[Dataset entries]
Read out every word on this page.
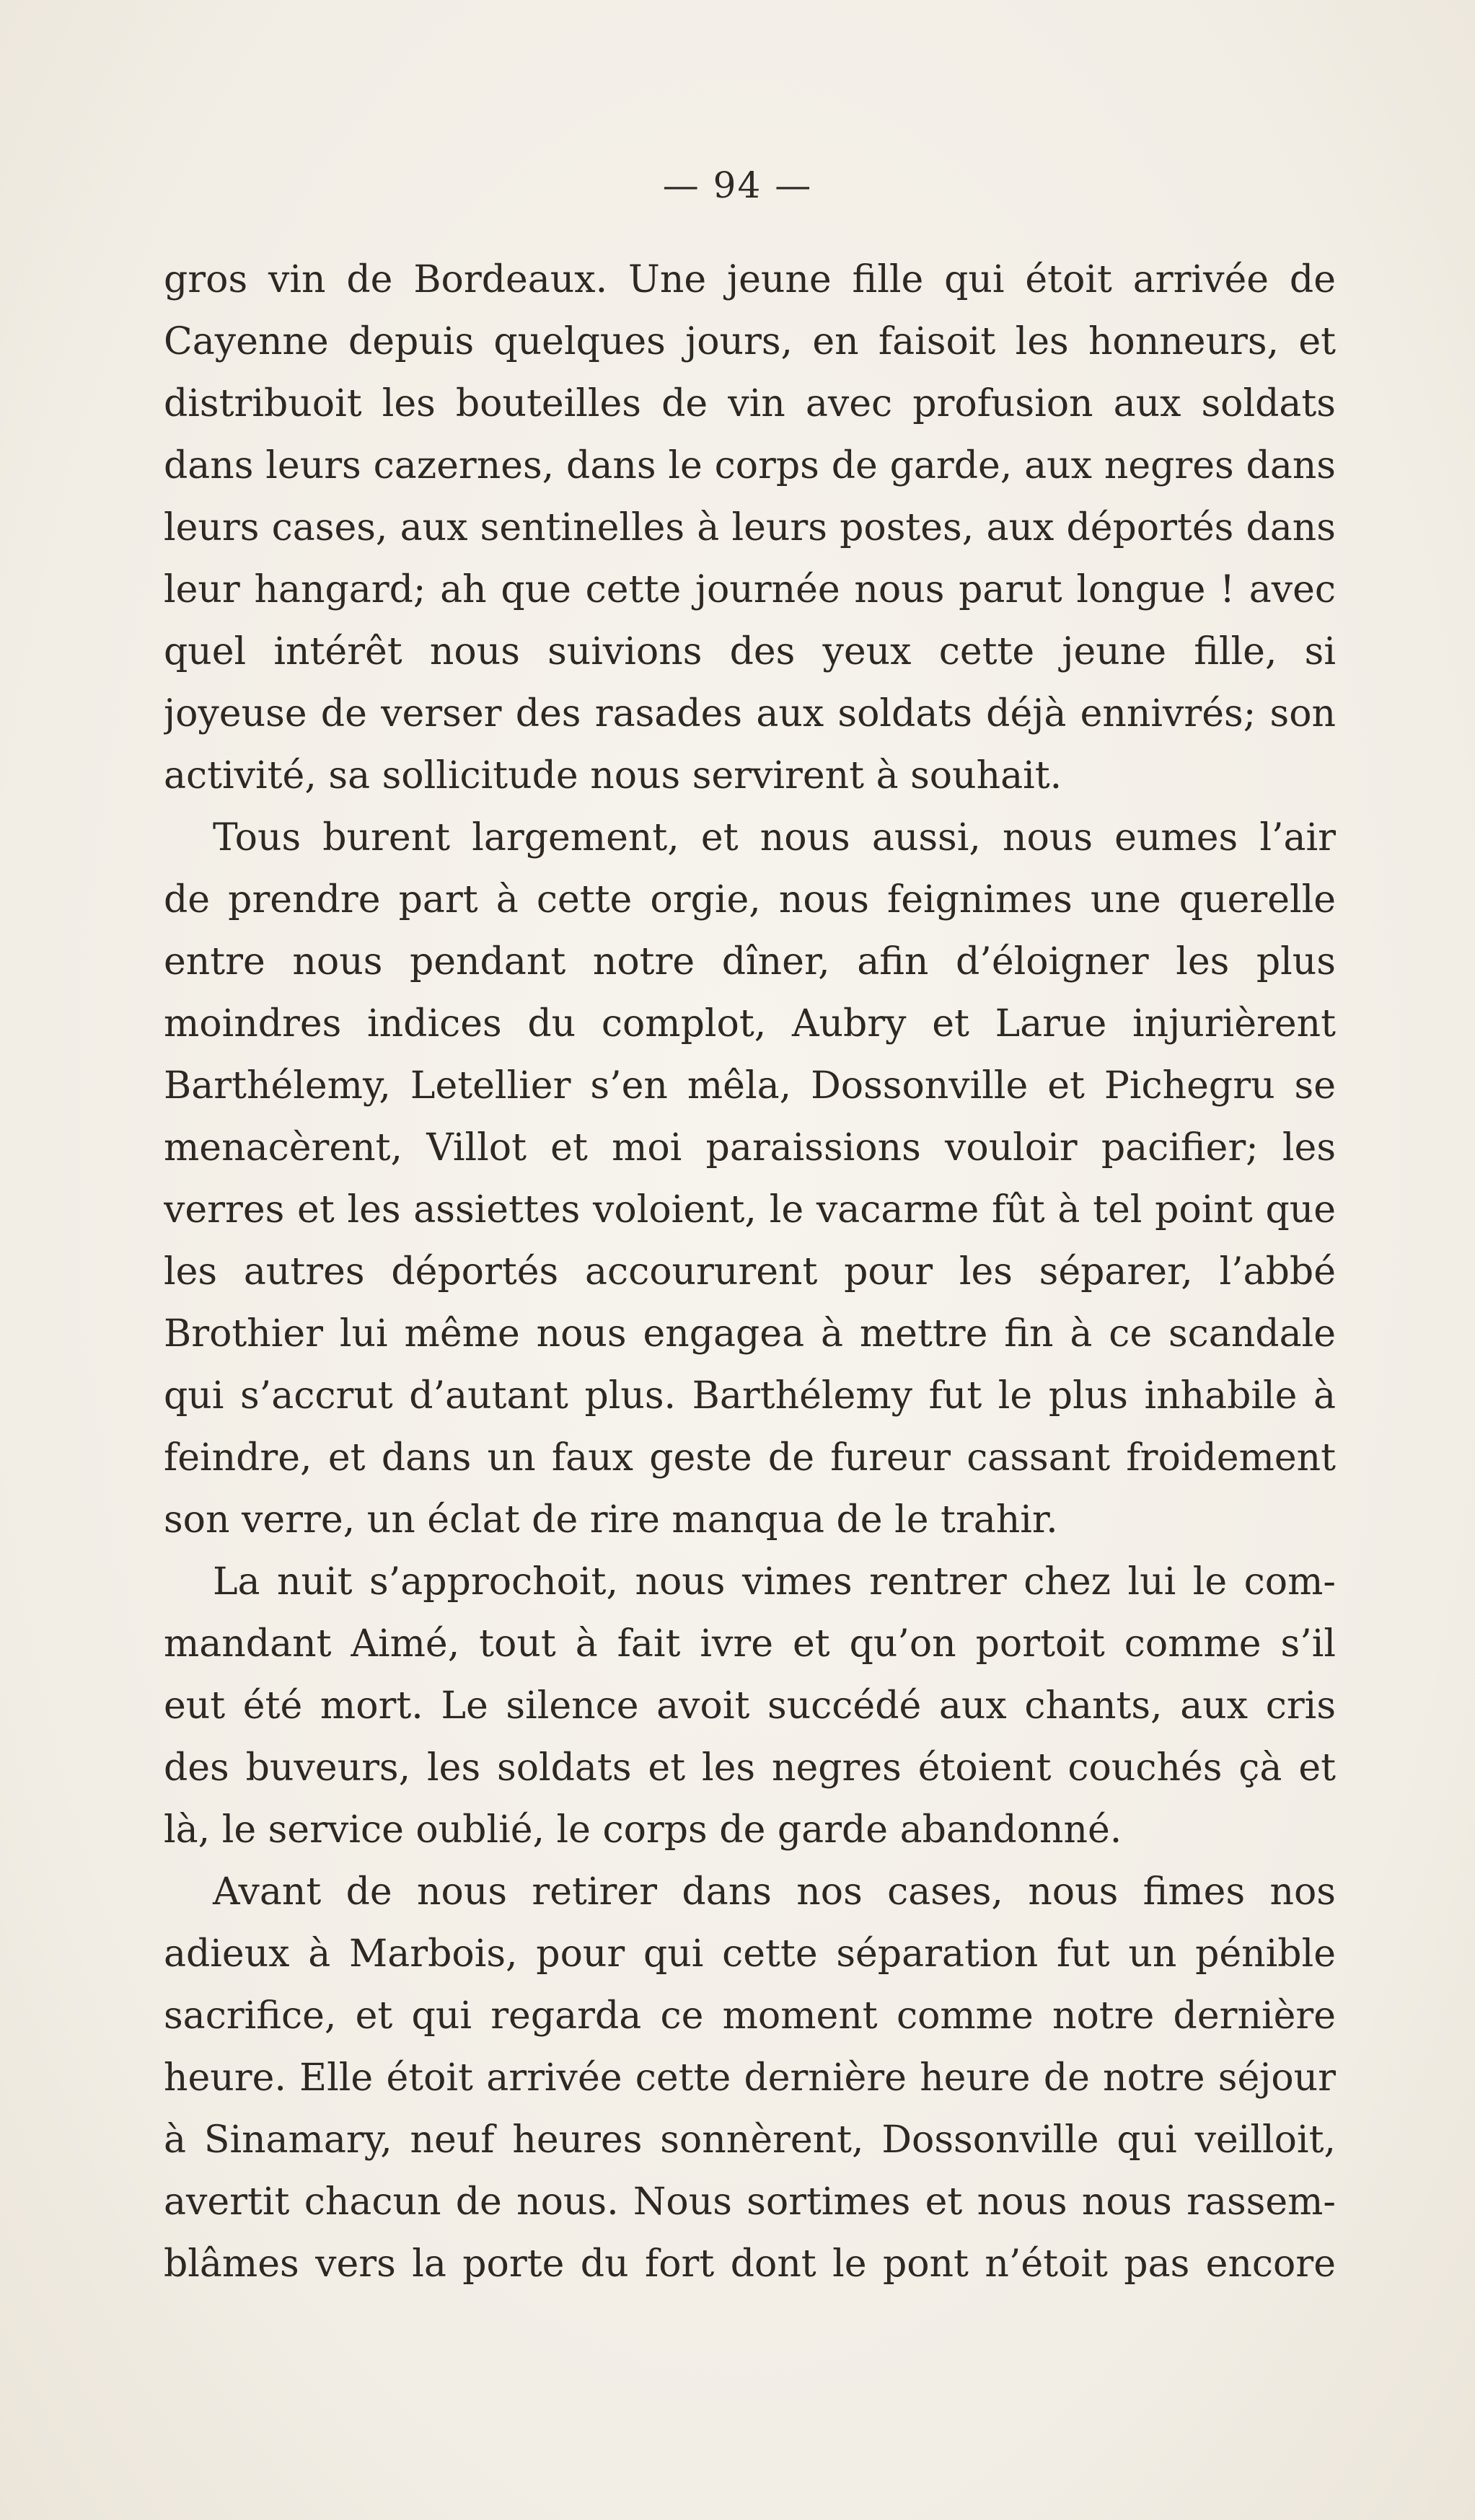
— 94 —
gros vin de Bordeaux. Une jeune fille qui étoit arrivée de
Cayenne depuis quelques jours, en faisoit les honneurs, et
distribuoit les bouteilles de vin avec profusion aux soldats
dans leurs cazernes, dans le corps de garde, aux negres dans
leurs cases, aux sentinelles à leurs postes, aux déportés dans
leur hangard; ah que cette journée nous parut longue ! avec
quel intérêt nous suivions des yeux cette jeune fille, si
joyeuse de verser des rasades aux soldats déjà ennivrés; son
activité, sa sollicitude nous servirent à souhait.
Tous burent largement, et nous aussi, nous eumes l’air
de prendre part à cette orgie, nous feignimes une querelle
entre nous pendant notre dîner, afin d’éloigner les plus
moindres indices du complot, Aubry et Larue injurièrent
Barthélemy, Letellier s’en mêla, Dossonville et Pichegru se
menacèrent, Villot et moi paraissions vouloir pacifier; les
verres et les assiettes voloient, le vacarme fût à tel point que
les autres déportés accoururent pour les séparer, l’abbé
Brothier lui même nous engagea à mettre fin à ce scandale
qui s’accrut d’autant plus. Barthélemy fut le plus inhabile à
feindre, et dans un faux geste de fureur cassant froidement
son verre, un éclat de rire manqua de le trahir.
La nuit s’approchoit, nous vimes rentrer chez lui le com-
mandant Aimé, tout à fait ivre et qu’on portoit comme s’il
eut été mort. Le silence avoit succédé aux chants, aux cris
des buveurs, les soldats et les negres étoient couchés çà et
là, le service oublié, le corps de garde abandonné.
Avant de nous retirer dans nos cases, nous fimes nos
adieux à Marbois, pour qui cette séparation fut un pénible
sacrifice, et qui regarda ce moment comme notre dernière
heure. Elle étoit arrivée cette dernière heure de notre séjour
à Sinamary, neuf heures sonnèrent, Dossonville qui veilloit,
avertit chacun de nous. Nous sortimes et nous nous rassem-
blâmes vers la porte du fort dont le pont n’étoit pas encore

Exercise description: Reproduce the full listing faithfully, but do not carry over any pictures.

Response for this exercise:
Read out every word on this page.
— 94 —
gros vin de Bordeaux. Une jeune fille qui étoit arrivée de
Cayenne depuis quelques jours, en faisoit les honneurs, et
distribuoit les bouteilles de vin avec profusion aux soldats
dans leurs cazernes, dans le corps de garde, aux negres dans
leurs cases, aux sentinelles à leurs postes, aux déportés dans
leur hangard; ah que cette journée nous parut longue ! avec
quel intérêt nous suivions des yeux cette jeune fille, si
joyeuse de verser des rasades aux soldats déjà ennivrés; son
activité, sa sollicitude nous servirent à souhait.
Tous burent largement, et nous aussi, nous eumes l’air
de prendre part à cette orgie, nous feignimes une querelle
entre nous pendant notre dîner, afin d’éloigner les plus
moindres indices du complot, Aubry et Larue injurièrent
Barthélemy, Letellier s’en mêla, Dossonville et Pichegru se
menacèrent, Villot et moi paraissions vouloir pacifier; les
verres et les assiettes voloient, le vacarme fût à tel point que
les autres déportés accoururent pour les séparer, l’abbé
Brothier lui même nous engagea à mettre fin à ce scandale
qui s’accrut d’autant plus. Barthélemy fut le plus inhabile à
feindre, et dans un faux geste de fureur cassant froidement
son verre, un éclat de rire manqua de le trahir.
La nuit s’approchoit, nous vimes rentrer chez lui le com-
mandant Aimé, tout à fait ivre et qu’on portoit comme s’il
eut été mort. Le silence avoit succédé aux chants, aux cris
des buveurs, les soldats et les negres étoient couchés çà et
là, le service oublié, le corps de garde abandonné.
Avant de nous retirer dans nos cases, nous fimes nos
adieux à Marbois, pour qui cette séparation fut un pénible
sacrifice, et qui regarda ce moment comme notre dernière
heure. Elle étoit arrivée cette dernière heure de notre séjour
à Sinamary, neuf heures sonnèrent, Dossonville qui veilloit,
avertit chacun de nous. Nous sortimes et nous nous rassem-
blâmes vers la porte du fort dont le pont n’étoit pas encore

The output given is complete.